**GOAL OF THE EXERCISE**
Type out all the records word for word. Any pictures are to be left out.

*-*-*

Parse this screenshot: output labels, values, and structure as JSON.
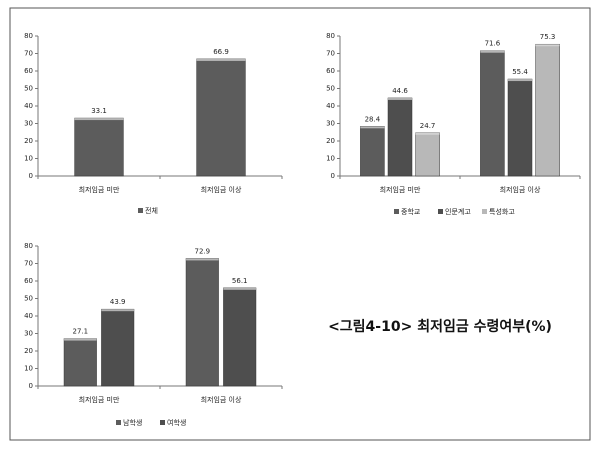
{
  "chart_data": [
    {
      "type": "bar",
      "categories": [
        "최저임금 미만",
        "최저임금 이상"
      ],
      "series": [
        {
          "name": "전체",
          "color": "#5c5c5c",
          "values": [
            33.1,
            66.9
          ]
        }
      ],
      "ylim": [
        0,
        80
      ],
      "yticks": [
        0,
        10,
        20,
        30,
        40,
        50,
        60,
        70,
        80
      ],
      "grid": false,
      "legend": "bottom"
    },
    {
      "type": "bar",
      "categories": [
        "최저임금 미만",
        "최저임금 이상"
      ],
      "series": [
        {
          "name": "중학교",
          "color": "#5c5c5c",
          "values": [
            28.4,
            71.6
          ]
        },
        {
          "name": "인문계고",
          "color": "#4e4e4e",
          "values": [
            44.6,
            55.4
          ]
        },
        {
          "name": "특성화고",
          "color": "#b8b8b8",
          "values": [
            24.7,
            75.3
          ]
        }
      ],
      "ylim": [
        0,
        80
      ],
      "yticks": [
        0,
        10,
        20,
        30,
        40,
        50,
        60,
        70,
        80
      ],
      "grid": false,
      "legend": "bottom"
    },
    {
      "type": "bar",
      "categories": [
        "최저임금 미만",
        "최저임금 이상"
      ],
      "series": [
        {
          "name": "남학생",
          "color": "#5c5c5c",
          "values": [
            27.1,
            72.9
          ]
        },
        {
          "name": "여학생",
          "color": "#4e4e4e",
          "values": [
            43.9,
            56.1
          ]
        }
      ],
      "ylim": [
        0,
        80
      ],
      "yticks": [
        0,
        10,
        20,
        30,
        40,
        50,
        60,
        70,
        80
      ],
      "grid": false,
      "legend": "bottom"
    }
  ],
  "caption": "<그림4-10> 최저임금 수령여부(%)"
}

*-*-*

**SOLUTION TO THIS EXERCISE**
Parse this screenshot: output labels, values, and structure as JSON.
{
  "chart_data": [
    {
      "type": "bar",
      "categories": [
        "최저임금 미만",
        "최저임금 이상"
      ],
      "series": [
        {
          "name": "전체",
          "color": "#5c5c5c",
          "values": [
            33.1,
            66.9
          ]
        }
      ],
      "ylim": [
        0,
        80
      ],
      "yticks": [
        0,
        10,
        20,
        30,
        40,
        50,
        60,
        70,
        80
      ],
      "grid": false,
      "legend": "bottom"
    },
    {
      "type": "bar",
      "categories": [
        "최저임금 미만",
        "최저임금 이상"
      ],
      "series": [
        {
          "name": "중학교",
          "color": "#5c5c5c",
          "values": [
            28.4,
            71.6
          ]
        },
        {
          "name": "인문계고",
          "color": "#4e4e4e",
          "values": [
            44.6,
            55.4
          ]
        },
        {
          "name": "특성화고",
          "color": "#b8b8b8",
          "values": [
            24.7,
            75.3
          ]
        }
      ],
      "ylim": [
        0,
        80
      ],
      "yticks": [
        0,
        10,
        20,
        30,
        40,
        50,
        60,
        70,
        80
      ],
      "grid": false,
      "legend": "bottom"
    },
    {
      "type": "bar",
      "categories": [
        "최저임금 미만",
        "최저임금 이상"
      ],
      "series": [
        {
          "name": "남학생",
          "color": "#5c5c5c",
          "values": [
            27.1,
            72.9
          ]
        },
        {
          "name": "여학생",
          "color": "#4e4e4e",
          "values": [
            43.9,
            56.1
          ]
        }
      ],
      "ylim": [
        0,
        80
      ],
      "yticks": [
        0,
        10,
        20,
        30,
        40,
        50,
        60,
        70,
        80
      ],
      "grid": false,
      "legend": "bottom"
    }
  ],
  "caption": "<그림4-10> 최저임금 수령여부(%)"
}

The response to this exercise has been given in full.